> Short task:
Without the pictures, return each record as it appears.

[Begin Material]

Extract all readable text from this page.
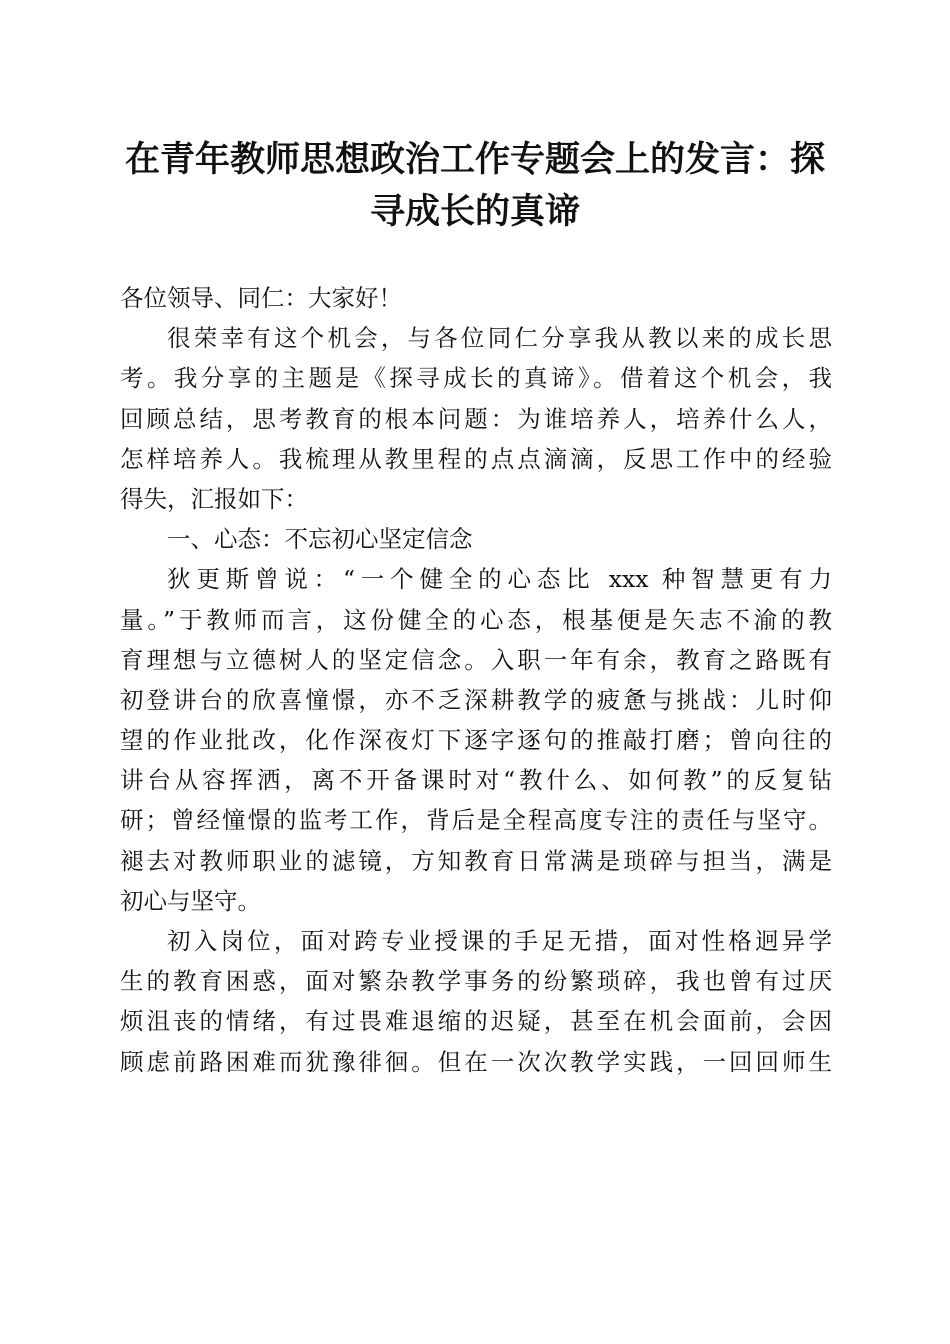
在青年教师思想政治工作专题会上的发言：探
寻成长的真谛
各位领导、同仁：大家好！
很荣幸有这个机会，与各位同仁分享我从教以来的成长思
考。我分享的主题是《探寻成长的真谛》。借着这个机会，我
回顾总结，思考教育的根本问题：为谁培养人，培养什么人，
怎样培养人。我梳理从教里程的点点滴滴，反思工作中的经验
得失，汇报如下：
一、心态：不忘初心坚定信念
狄更斯曾说：“一个健全的心态比 xxx 种智慧更有力
量。”于教师而言，这份健全的心态，根基便是矢志不渝的教
育理想与立德树人的坚定信念。入职一年有余，教育之路既有
初登讲台的欣喜憧憬，亦不乏深耕教学的疲惫与挑战：儿时仰
望的作业批改，化作深夜灯下逐字逐句的推敲打磨；曾向往的
讲台从容挥洒，离不开备课时对“教什么、如何教”的反复钻
研；曾经憧憬的监考工作，背后是全程高度专注的责任与坚守。
褪去对教师职业的滤镜，方知教育日常满是琐碎与担当，满是
初心与坚守。
初入岗位，面对跨专业授课的手足无措，面对性格迥异学
生的教育困惑，面对繁杂教学事务的纷繁琐碎，我也曾有过厌
烦沮丧的情绪，有过畏难退缩的迟疑，甚至在机会面前，会因
顾虑前路困难而犹豫徘徊。但在一次次教学实践，一回回师生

[End Material]

> Solved problem:
Extract all readable text from this page.
在青年教师思想政治工作专题会上的发言：探
寻成长的真谛
各位领导、同仁：大家好！
很荣幸有这个机会，与各位同仁分享我从教以来的成长思
考。我分享的主题是《探寻成长的真谛》。借着这个机会，我
回顾总结，思考教育的根本问题：为谁培养人，培养什么人，
怎样培养人。我梳理从教里程的点点滴滴，反思工作中的经验
得失，汇报如下：
一、心态：不忘初心坚定信念
狄更斯曾说：“一个健全的心态比 xxx 种智慧更有力
量。”于教师而言，这份健全的心态，根基便是矢志不渝的教
育理想与立德树人的坚定信念。入职一年有余，教育之路既有
初登讲台的欣喜憧憬，亦不乏深耕教学的疲惫与挑战：儿时仰
望的作业批改，化作深夜灯下逐字逐句的推敲打磨；曾向往的
讲台从容挥洒，离不开备课时对“教什么、如何教”的反复钻
研；曾经憧憬的监考工作，背后是全程高度专注的责任与坚守。
褪去对教师职业的滤镜，方知教育日常满是琐碎与担当，满是
初心与坚守。
初入岗位，面对跨专业授课的手足无措，面对性格迥异学
生的教育困惑，面对繁杂教学事务的纷繁琐碎，我也曾有过厌
烦沮丧的情绪，有过畏难退缩的迟疑，甚至在机会面前，会因
顾虑前路困难而犹豫徘徊。但在一次次教学实践，一回回师生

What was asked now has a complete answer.